Stored items from a collection:
━━━

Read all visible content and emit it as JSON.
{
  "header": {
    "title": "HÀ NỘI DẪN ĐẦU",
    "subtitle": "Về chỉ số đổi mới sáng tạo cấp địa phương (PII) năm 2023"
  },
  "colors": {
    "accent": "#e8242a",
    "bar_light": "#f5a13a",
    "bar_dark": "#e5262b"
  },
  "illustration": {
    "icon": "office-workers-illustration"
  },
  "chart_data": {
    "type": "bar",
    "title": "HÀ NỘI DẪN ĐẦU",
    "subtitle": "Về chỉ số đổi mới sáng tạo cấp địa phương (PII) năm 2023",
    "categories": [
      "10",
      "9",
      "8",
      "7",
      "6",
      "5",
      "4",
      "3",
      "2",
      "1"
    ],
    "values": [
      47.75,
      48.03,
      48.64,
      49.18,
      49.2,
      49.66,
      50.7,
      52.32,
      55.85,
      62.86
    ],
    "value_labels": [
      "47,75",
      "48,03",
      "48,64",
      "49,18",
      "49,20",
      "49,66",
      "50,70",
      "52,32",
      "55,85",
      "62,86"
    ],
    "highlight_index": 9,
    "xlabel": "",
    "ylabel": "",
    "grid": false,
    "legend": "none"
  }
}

━━━

• **Goal of the exercise**
Extract each record, keeping it identical to the original.

• **Solved exercise**
Read all visible content and emit it as JSON.
{
  "header": {
    "title": "HÀ NỘI DẪN ĐẦU",
    "subtitle": "Về chỉ số đổi mới sáng tạo cấp địa phương (PII) năm 2023"
  },
  "colors": {
    "accent": "#e8242a",
    "bar_light": "#f5a13a",
    "bar_dark": "#e5262b"
  },
  "illustration": {
    "icon": "office-workers-illustration"
  },
  "chart_data": {
    "type": "bar",
    "title": "HÀ NỘI DẪN ĐẦU",
    "subtitle": "Về chỉ số đổi mới sáng tạo cấp địa phương (PII) năm 2023",
    "categories": [
      "10",
      "9",
      "8",
      "7",
      "6",
      "5",
      "4",
      "3",
      "2",
      "1"
    ],
    "values": [
      47.75,
      48.03,
      48.64,
      49.18,
      49.2,
      49.66,
      50.7,
      52.32,
      55.85,
      62.86
    ],
    "value_labels": [
      "47,75",
      "48,03",
      "48,64",
      "49,18",
      "49,20",
      "49,66",
      "50,70",
      "52,32",
      "55,85",
      "62,86"
    ],
    "highlight_index": 9,
    "xlabel": "",
    "ylabel": "",
    "grid": false,
    "legend": "none"
  }
}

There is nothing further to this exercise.